Short task — Quote the records beneath, complete and exact. Leave out images.

*****

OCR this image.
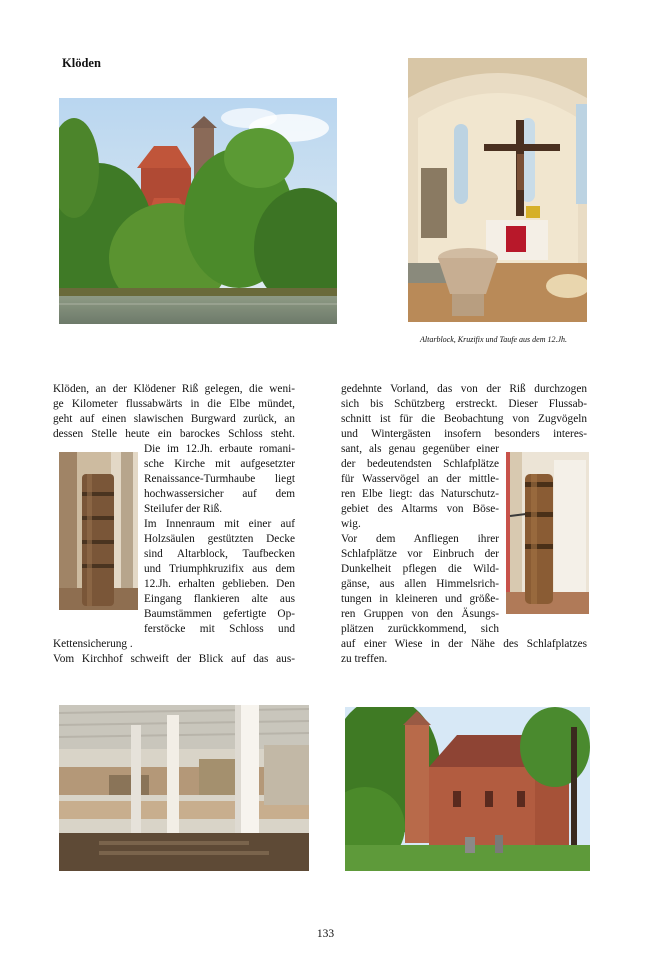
Klöden
Altarblock, Kruzifix und Taufe aus dem 12.Jh.
Klöden, an der Klödener Riß gelegen, die weni-
ge Kilometer flussabwärts in die Elbe mündet,
geht auf einen slawischen Burgward zurück, an
dessen Stelle heute ein barockes Schloss steht.
Die im 12.Jh. erbaute romani-
sche Kirche mit aufgesetzter
Renaissance-Turmhaube liegt
hochwassersicher auf dem
Steilufer der Riß.
Im Innenraum mit einer auf
Holzsäulen gestützten Decke
sind Altarblock, Taufbecken
und Triumphkruzifix aus dem
12.Jh. erhalten geblieben. Den
Eingang flankieren alte aus
Baumstämmen gefertigte Op-
ferstöcke mit Schloss und
Kettensicherung .
Vom Kirchhof schweift der Blick auf das aus-
gedehnte Vorland, das von der Riß durchzogen
sich bis Schützberg erstreckt. Dieser Flussab-
schnitt ist für die Beobachtung von Zugvögeln
und Wintergästen insofern besonders interes-
sant, als genau gegenüber einer
der bedeutendsten Schlafplätze
für Wasservögel an der mittle-
ren Elbe liegt: das Naturschutz-
gebiet des Altarms von Böse-
wig.
Vor dem Anfliegen ihrer
Schlafplätze vor Einbruch der
Dunkelheit pflegen die Wild-
gänse, aus allen Himmelsrich-
tungen in kleineren und größe-
ren Gruppen von den Äsungs-
plätzen zurückkommend, sich
auf einer Wiese in der Nähe des Schlafplatzes
zu treffen.
133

*****

Written response —
OCR this image.
Klöden
Altarblock, Kruzifix und Taufe aus dem 12.Jh.
Klöden, an der Klödener Riß gelegen, die weni-
ge Kilometer flussabwärts in die Elbe mündet,
geht auf einen slawischen Burgward zurück, an
dessen Stelle heute ein barockes Schloss steht.
Die im 12.Jh. erbaute romani-
sche Kirche mit aufgesetzter
Renaissance-Turmhaube liegt
hochwassersicher auf dem
Steilufer der Riß.
Im Innenraum mit einer auf
Holzsäulen gestützten Decke
sind Altarblock, Taufbecken
und Triumphkruzifix aus dem
12.Jh. erhalten geblieben. Den
Eingang flankieren alte aus
Baumstämmen gefertigte Op-
ferstöcke mit Schloss und
Kettensicherung .
Vom Kirchhof schweift der Blick auf das aus-
gedehnte Vorland, das von der Riß durchzogen
sich bis Schützberg erstreckt. Dieser Flussab-
schnitt ist für die Beobachtung von Zugvögeln
und Wintergästen insofern besonders interes-
sant, als genau gegenüber einer
der bedeutendsten Schlafplätze
für Wasservögel an der mittle-
ren Elbe liegt: das Naturschutz-
gebiet des Altarms von Böse-
wig.
Vor dem Anfliegen ihrer
Schlafplätze vor Einbruch der
Dunkelheit pflegen die Wild-
gänse, aus allen Himmelsrich-
tungen in kleineren und größe-
ren Gruppen von den Äsungs-
plätzen zurückkommend, sich
auf einer Wiese in der Nähe des Schlafplatzes
zu treffen.
133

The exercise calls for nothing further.